** START **

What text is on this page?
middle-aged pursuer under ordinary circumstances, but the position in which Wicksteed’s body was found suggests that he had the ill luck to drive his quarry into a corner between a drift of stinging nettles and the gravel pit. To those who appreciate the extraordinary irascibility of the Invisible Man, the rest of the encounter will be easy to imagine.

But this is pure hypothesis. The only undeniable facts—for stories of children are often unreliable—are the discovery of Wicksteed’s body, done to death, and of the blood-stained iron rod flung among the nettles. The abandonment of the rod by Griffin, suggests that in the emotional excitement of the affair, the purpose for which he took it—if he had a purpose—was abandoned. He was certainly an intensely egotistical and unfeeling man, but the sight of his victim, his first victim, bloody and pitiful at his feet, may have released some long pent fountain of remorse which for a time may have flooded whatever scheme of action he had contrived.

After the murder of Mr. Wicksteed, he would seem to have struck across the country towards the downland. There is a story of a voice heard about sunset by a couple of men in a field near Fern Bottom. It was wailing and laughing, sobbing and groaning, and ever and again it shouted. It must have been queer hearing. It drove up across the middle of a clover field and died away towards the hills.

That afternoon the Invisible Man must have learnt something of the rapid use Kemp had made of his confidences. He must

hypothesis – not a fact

** END **

WHAT YOU SHOULD DO ::
Copy out each line above, character for character.

RESPONSE TO THE TASK ::
What text is on this page?
middle-aged pursuer under ordinary circumstances, but the position in which Wicksteed’s body was found suggests that he had the ill luck to drive his quarry into a corner between a drift of stinging nettles and the gravel pit. To those who appreciate the extraordinary irascibility of the Invisible Man, the rest of the encounter will be easy to imagine.

But this is pure hypothesis. The only undeniable facts—for stories of children are often unreliable—are the discovery of Wicksteed’s body, done to death, and of the blood-stained iron rod flung among the nettles. The abandonment of the rod by Griffin, suggests that in the emotional excitement of the affair, the purpose for which he took it—if he had a purpose—was abandoned. He was certainly an intensely egotistical and unfeeling man, but the sight of his victim, his first victim, bloody and pitiful at his feet, may have released some long pent fountain of remorse which for a time may have flooded whatever scheme of action he had contrived.

After the murder of Mr. Wicksteed, he would seem to have struck across the country towards the downland. There is a story of a voice heard about sunset by a couple of men in a field near Fern Bottom. It was wailing and laughing, sobbing and groaning, and ever and again it shouted. It must have been queer hearing. It drove up across the middle of a clover field and died away towards the hills.

That afternoon the Invisible Man must have learnt something of the rapid use Kemp had made of his confidences. He must

hypothesis – not a fact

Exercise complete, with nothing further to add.